**Task objective:**
Give a count of the lines below that have the string "insMind" in them, with no other words.

BEGIN Records supplied

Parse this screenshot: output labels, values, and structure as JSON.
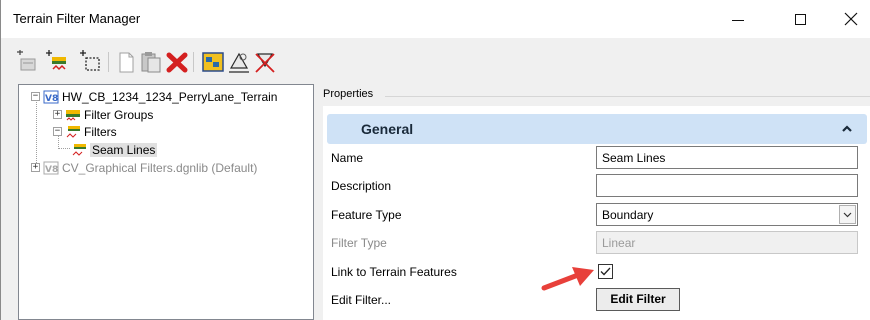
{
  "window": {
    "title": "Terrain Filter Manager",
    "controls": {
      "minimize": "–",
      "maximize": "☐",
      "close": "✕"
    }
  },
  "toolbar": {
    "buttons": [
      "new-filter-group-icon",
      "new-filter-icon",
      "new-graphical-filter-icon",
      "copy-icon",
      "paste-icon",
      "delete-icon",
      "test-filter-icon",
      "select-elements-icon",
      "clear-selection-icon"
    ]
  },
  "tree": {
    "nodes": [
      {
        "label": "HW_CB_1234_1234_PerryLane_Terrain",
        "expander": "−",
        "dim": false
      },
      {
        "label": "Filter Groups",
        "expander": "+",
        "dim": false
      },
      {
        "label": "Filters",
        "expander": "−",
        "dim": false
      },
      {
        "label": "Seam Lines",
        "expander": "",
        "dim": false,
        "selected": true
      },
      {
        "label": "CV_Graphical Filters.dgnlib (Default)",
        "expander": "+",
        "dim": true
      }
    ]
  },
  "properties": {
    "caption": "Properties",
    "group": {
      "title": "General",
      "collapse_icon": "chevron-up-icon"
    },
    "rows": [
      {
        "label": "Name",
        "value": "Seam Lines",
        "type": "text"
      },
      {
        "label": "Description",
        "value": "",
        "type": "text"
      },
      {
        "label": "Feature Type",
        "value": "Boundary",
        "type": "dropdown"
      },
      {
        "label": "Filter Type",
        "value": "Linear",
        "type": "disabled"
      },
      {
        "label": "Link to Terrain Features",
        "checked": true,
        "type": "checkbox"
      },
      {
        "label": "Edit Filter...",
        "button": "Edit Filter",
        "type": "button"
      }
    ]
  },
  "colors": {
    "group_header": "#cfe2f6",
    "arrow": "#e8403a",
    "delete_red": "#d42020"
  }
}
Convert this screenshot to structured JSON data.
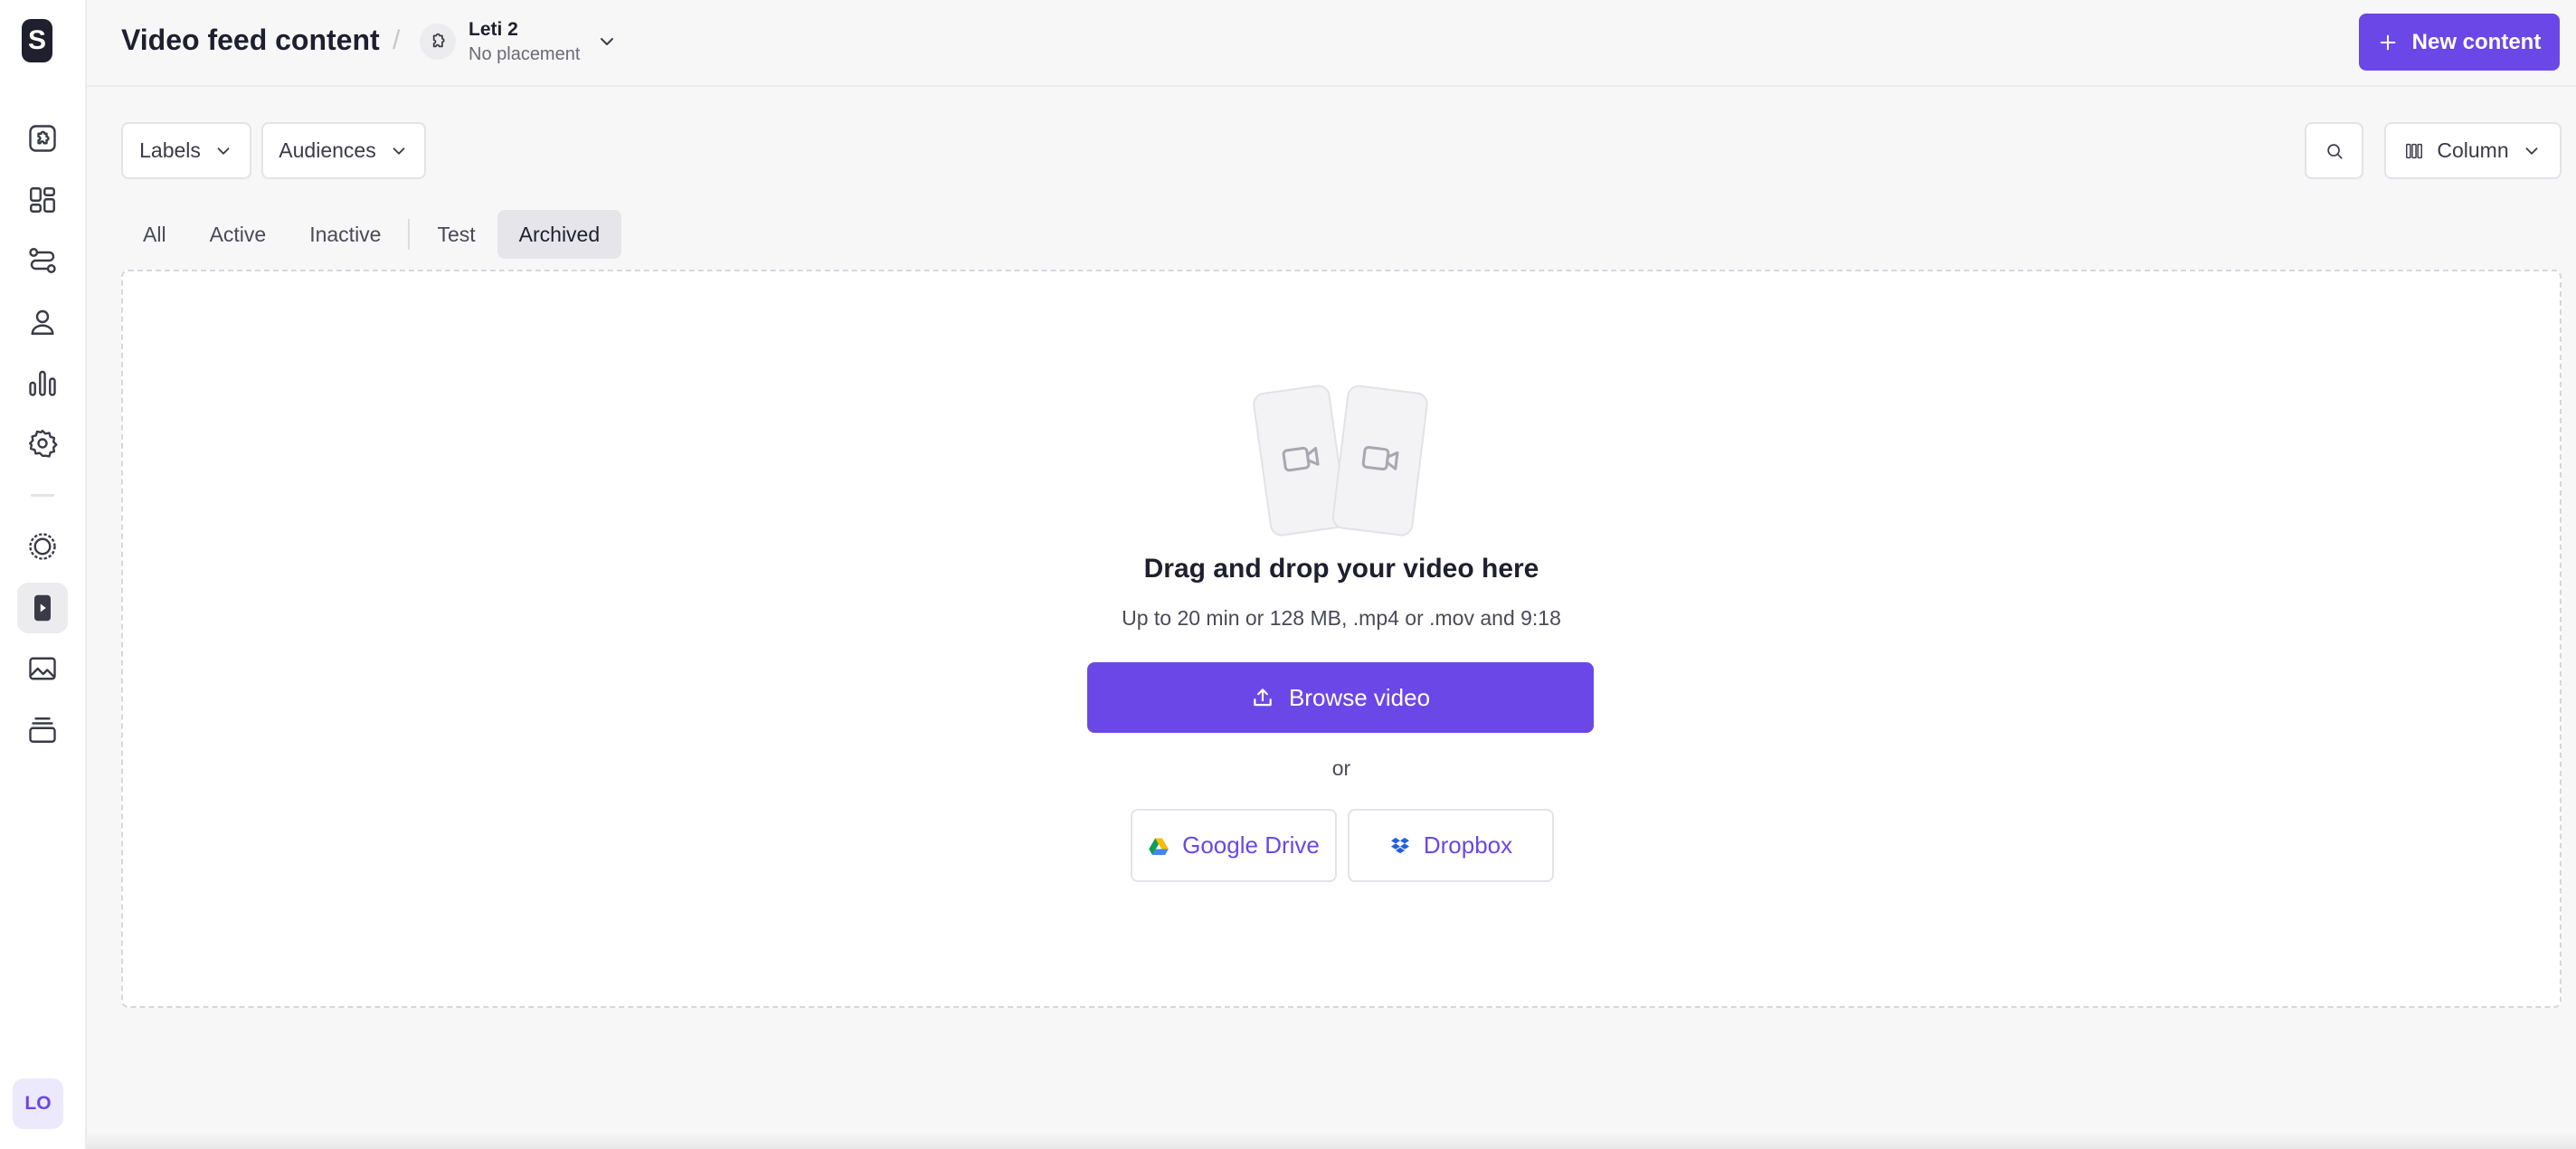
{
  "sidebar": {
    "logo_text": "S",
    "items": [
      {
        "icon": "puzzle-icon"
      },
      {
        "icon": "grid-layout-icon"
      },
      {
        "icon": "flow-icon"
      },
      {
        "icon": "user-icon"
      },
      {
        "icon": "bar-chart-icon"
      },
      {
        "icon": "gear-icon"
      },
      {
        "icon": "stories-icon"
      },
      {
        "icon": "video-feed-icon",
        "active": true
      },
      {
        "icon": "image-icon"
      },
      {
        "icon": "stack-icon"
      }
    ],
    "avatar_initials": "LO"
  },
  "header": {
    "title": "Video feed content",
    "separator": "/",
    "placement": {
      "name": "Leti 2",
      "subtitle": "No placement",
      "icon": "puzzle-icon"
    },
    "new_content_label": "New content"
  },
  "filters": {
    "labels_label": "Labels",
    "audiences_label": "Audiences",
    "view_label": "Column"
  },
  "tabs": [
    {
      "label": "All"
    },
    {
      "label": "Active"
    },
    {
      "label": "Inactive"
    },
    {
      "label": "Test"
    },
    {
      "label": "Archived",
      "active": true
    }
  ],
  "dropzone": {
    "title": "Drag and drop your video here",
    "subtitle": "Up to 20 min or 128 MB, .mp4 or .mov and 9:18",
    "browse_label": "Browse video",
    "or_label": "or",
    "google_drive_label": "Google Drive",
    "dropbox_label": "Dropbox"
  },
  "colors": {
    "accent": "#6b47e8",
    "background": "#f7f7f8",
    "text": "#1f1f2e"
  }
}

END Records supplied
BEGIN Records supplied

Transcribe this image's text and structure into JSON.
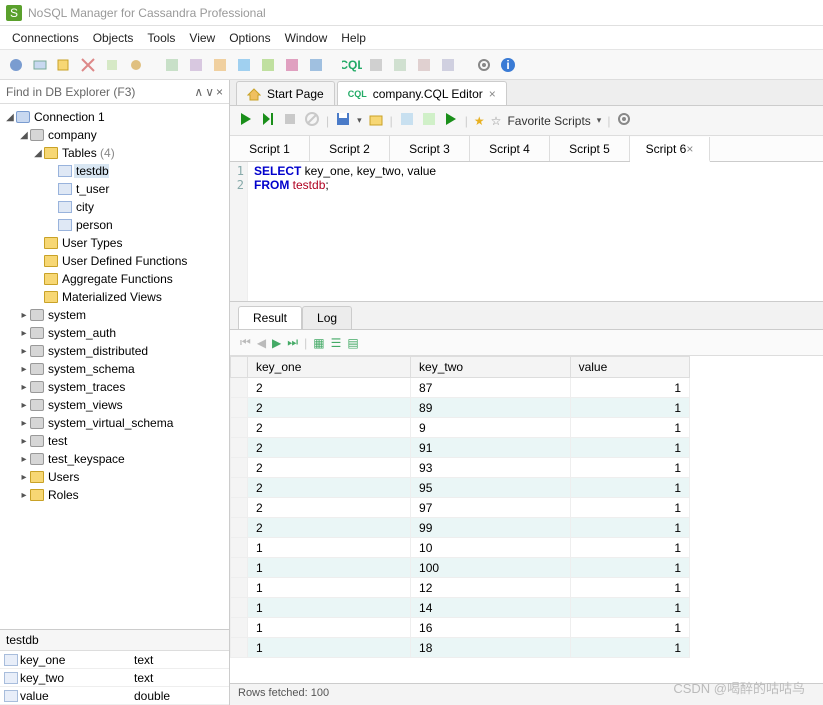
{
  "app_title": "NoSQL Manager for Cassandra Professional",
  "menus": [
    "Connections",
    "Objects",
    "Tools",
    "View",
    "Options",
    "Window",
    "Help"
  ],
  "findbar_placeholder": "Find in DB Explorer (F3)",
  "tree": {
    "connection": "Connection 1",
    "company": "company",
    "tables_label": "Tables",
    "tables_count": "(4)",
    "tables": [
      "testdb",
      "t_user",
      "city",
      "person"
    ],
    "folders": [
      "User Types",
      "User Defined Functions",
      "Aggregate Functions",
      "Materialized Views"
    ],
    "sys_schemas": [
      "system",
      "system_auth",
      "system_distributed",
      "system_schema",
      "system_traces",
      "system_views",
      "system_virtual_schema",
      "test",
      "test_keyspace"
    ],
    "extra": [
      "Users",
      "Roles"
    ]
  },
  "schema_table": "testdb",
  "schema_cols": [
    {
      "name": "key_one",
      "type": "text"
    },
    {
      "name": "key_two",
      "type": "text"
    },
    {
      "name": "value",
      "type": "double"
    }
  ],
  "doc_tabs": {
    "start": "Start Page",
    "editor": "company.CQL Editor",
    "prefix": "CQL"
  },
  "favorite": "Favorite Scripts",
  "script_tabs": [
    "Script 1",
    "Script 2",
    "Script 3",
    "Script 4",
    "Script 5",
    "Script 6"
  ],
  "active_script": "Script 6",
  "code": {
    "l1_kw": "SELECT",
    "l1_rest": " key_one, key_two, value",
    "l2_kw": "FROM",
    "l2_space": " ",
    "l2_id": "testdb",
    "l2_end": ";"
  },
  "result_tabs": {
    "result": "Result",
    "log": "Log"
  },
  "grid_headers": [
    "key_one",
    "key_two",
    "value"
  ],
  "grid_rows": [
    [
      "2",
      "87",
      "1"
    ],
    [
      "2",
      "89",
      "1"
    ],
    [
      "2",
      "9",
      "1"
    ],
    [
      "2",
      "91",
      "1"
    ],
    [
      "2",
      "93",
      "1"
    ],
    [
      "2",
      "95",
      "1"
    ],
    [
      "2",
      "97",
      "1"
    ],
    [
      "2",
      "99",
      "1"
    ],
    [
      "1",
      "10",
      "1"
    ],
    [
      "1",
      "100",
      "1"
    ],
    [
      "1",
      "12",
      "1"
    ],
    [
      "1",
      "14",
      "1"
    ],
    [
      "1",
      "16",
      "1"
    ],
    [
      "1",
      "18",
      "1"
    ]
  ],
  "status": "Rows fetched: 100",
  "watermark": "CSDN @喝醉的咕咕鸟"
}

END Records supplied
BEGIN Records supplied

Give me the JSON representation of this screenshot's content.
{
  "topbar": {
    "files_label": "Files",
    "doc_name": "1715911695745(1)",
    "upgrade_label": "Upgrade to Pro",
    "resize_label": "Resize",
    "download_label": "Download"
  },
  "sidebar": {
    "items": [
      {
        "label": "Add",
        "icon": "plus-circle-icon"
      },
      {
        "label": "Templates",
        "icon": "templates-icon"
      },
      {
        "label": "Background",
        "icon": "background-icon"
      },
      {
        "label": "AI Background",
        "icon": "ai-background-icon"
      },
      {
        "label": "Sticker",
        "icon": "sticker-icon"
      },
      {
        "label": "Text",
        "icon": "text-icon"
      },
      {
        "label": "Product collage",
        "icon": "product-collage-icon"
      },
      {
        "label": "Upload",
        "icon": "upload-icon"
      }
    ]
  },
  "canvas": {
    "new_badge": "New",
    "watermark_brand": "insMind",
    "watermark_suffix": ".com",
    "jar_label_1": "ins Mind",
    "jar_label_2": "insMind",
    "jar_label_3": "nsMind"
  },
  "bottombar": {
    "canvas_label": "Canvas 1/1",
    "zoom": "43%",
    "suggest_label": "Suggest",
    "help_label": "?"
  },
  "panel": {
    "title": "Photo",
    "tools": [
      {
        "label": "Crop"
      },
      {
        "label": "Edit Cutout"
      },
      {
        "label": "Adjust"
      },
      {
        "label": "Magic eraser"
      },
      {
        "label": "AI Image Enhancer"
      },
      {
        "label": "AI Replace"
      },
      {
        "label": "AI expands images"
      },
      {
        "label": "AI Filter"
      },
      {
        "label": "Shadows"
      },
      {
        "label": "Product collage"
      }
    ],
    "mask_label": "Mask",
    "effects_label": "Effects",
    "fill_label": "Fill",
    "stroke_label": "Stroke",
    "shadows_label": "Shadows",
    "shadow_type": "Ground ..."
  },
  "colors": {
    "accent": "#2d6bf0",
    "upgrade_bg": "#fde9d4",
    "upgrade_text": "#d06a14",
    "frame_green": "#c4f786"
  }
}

END Records supplied

**Answer to this task:**
2